Stored records
○ ○ ○ ○ ○
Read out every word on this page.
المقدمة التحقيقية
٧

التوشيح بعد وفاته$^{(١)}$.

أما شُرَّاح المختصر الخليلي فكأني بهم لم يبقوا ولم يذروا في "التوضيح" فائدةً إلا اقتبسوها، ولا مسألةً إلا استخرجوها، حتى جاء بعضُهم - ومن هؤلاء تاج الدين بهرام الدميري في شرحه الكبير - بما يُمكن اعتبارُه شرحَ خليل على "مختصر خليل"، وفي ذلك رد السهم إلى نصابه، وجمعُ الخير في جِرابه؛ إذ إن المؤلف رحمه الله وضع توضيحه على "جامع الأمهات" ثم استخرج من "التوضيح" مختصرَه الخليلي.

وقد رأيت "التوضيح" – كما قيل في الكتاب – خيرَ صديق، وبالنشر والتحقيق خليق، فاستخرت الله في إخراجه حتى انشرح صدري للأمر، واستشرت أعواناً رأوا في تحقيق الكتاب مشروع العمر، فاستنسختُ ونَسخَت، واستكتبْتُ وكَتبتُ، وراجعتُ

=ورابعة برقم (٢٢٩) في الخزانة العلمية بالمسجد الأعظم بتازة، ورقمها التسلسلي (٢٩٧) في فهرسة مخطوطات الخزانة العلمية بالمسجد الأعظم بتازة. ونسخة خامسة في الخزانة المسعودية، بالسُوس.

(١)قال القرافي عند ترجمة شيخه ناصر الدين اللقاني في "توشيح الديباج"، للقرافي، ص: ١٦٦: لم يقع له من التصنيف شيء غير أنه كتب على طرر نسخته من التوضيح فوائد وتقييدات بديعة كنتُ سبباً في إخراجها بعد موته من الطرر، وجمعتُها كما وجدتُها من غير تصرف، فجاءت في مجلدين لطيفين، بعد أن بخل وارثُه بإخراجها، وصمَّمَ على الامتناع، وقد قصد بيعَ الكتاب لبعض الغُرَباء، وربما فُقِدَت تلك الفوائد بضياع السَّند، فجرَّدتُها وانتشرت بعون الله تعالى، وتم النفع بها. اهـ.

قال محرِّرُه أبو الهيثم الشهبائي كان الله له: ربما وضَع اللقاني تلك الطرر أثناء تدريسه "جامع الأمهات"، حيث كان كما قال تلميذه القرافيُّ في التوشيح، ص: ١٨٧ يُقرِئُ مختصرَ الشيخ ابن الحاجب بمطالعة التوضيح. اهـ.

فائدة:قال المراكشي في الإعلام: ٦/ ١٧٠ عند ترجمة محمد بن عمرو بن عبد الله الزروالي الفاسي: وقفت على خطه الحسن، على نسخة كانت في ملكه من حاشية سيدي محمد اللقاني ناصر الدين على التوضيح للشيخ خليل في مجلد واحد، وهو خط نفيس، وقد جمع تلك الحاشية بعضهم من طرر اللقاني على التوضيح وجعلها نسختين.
○ ○ ○ ○ ○
*Short problem*:
Gather each line of the listing containing the word "الدين" and show it.

*Complete output*:
أما شُرَّاح المختصر الخليلي فكأني بهم لم يبقوا ولم يذروا في "التوضيح" فائدةً إلا اقتبسوها، ولا مسألةً إلا استخرجوها، حتى جاء بعضُهم - ومن هؤلاء تاج الدين بهرام الدميري في شرحه الكبير - بما يُمكن اعتبارُه شرحَ خليل على "مختصر خليل"، وفي ذلك رد السهم إلى نصابه، وجمعُ الخير في جِرابه؛ إذ إن المؤلف رحمه الله وضع توضيحه على "جامع الأمهات" ثم استخرج من "التوضيح" مختصرَه الخليلي.
(١)قال القرافي عند ترجمة شيخه ناصر الدين اللقاني في "توشيح الديباج"، للقرافي، ص: ١٦٦: لم يقع له من التصنيف شيء غير أنه كتب على طرر نسخته من التوضيح فوائد وتقييدات بديعة كنتُ سبباً في إخراجها بعد موته من الطرر، وجمعتُها كما وجدتُها من غير تصرف، فجاءت في مجلدين لطيفين، بعد أن بخل وارثُه بإخراجها، وصمَّمَ على الامتناع، وقد قصد بيعَ الكتاب لبعض الغُرَباء، وربما فُقِدَت تلك الفوائد بضياع السَّند، فجرَّدتُها وانتشرت بعون الله تعالى، وتم النفع بها. اهـ.
فائدة:قال المراكشي في الإعلام: ٦/ ١٧٠ عند ترجمة محمد بن عمرو بن عبد الله الزروالي الفاسي: وقفت على خطه الحسن، على نسخة كانت في ملكه من حاشية سيدي محمد اللقاني ناصر الدين على التوضيح للشيخ خليل في مجلد واحد، وهو خط نفيس، وقد جمع تلك الحاشية بعضهم من طرر اللقاني على التوضيح وجعلها نسختين.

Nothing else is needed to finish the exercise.